** Begin Records for processing **

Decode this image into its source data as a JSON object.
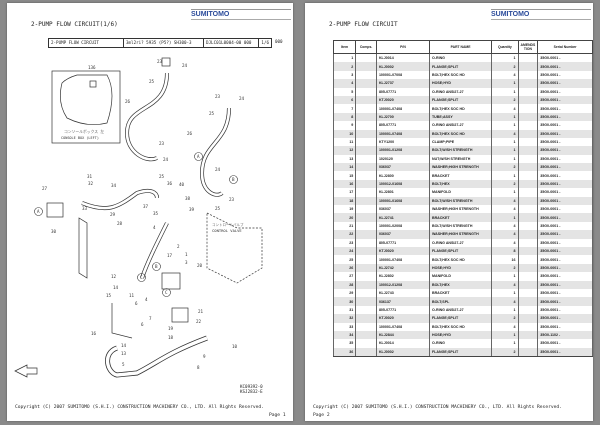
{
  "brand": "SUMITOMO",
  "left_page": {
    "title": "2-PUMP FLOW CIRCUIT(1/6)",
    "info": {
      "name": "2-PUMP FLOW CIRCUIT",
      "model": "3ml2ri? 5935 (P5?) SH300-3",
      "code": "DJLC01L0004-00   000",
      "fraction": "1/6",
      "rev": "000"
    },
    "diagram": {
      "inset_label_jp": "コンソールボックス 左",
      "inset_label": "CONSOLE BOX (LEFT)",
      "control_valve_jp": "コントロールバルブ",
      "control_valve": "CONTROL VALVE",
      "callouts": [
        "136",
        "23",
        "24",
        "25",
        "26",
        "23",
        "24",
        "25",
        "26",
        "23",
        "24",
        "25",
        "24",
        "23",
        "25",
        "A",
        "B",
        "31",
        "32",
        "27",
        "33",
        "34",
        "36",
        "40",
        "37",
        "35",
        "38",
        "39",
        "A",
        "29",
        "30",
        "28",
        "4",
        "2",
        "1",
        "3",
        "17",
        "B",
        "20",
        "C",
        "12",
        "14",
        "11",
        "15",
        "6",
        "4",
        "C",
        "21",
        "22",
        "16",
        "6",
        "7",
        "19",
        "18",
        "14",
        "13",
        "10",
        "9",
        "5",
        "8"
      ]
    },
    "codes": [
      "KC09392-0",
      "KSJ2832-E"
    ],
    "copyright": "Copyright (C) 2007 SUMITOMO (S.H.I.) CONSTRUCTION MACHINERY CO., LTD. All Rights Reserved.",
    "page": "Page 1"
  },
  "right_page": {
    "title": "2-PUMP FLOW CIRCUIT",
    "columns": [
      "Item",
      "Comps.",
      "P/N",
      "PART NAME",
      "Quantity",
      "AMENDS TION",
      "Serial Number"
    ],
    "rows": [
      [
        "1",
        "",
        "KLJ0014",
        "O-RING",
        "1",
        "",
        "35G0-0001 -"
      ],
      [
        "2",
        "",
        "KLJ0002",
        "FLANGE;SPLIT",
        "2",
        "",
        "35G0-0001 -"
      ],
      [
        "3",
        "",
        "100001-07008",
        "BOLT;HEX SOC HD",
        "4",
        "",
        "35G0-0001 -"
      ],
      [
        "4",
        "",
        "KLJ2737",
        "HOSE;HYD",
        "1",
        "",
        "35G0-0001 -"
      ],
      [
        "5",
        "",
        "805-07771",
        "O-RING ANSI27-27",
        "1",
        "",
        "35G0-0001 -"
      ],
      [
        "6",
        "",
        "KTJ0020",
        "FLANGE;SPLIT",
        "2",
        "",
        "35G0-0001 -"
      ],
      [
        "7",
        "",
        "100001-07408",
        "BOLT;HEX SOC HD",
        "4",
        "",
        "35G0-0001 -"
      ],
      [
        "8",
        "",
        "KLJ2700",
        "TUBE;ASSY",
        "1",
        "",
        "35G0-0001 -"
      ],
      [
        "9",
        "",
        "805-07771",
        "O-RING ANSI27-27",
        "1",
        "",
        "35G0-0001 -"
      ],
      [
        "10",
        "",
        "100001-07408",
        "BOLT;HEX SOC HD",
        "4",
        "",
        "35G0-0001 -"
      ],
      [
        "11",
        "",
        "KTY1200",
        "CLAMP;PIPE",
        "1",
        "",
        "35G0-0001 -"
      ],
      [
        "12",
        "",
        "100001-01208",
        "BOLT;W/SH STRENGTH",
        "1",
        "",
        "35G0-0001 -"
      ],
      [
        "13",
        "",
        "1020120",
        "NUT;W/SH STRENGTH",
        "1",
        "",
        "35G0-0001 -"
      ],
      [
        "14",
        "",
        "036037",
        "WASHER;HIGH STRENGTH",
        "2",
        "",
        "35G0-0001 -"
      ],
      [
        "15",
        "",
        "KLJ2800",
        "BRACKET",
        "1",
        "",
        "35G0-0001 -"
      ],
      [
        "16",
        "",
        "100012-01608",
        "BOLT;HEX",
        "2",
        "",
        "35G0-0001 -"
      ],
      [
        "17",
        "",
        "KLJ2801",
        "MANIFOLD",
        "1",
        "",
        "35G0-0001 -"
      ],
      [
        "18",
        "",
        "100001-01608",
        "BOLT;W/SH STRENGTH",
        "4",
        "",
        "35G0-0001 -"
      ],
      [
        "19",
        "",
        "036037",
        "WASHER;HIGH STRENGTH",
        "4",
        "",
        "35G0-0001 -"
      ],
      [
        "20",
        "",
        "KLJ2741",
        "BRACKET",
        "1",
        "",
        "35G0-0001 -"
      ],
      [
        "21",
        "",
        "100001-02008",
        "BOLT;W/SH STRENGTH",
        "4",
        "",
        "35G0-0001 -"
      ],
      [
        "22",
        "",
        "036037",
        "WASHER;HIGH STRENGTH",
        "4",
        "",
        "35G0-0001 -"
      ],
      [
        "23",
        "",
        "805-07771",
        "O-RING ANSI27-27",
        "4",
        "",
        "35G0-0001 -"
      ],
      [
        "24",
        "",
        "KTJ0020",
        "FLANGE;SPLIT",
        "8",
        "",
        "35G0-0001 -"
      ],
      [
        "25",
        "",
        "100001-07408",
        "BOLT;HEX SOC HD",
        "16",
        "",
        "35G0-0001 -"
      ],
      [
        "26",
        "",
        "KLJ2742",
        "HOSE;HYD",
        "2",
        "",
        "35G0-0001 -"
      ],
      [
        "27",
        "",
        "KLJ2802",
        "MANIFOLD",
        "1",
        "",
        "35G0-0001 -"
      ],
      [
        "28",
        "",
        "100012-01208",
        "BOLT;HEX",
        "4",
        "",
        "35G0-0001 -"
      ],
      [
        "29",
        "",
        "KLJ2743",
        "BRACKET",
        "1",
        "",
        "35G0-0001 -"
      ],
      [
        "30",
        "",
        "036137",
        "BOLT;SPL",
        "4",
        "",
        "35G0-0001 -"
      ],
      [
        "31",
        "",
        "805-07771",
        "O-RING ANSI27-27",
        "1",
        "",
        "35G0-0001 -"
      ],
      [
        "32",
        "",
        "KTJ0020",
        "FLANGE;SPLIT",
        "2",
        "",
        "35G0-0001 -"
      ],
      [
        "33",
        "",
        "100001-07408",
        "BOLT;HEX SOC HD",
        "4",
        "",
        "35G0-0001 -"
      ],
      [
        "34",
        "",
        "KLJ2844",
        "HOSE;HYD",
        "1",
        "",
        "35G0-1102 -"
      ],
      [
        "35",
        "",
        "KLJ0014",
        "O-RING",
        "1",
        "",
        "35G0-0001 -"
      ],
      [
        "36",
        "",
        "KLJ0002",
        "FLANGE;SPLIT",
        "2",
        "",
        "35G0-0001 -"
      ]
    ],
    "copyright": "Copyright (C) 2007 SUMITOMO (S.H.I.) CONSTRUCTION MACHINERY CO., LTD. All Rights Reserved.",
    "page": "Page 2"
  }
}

** End Records for processing **

What to work on
Compute how many lines include the string "title", then give that number by itself.

Correct result
2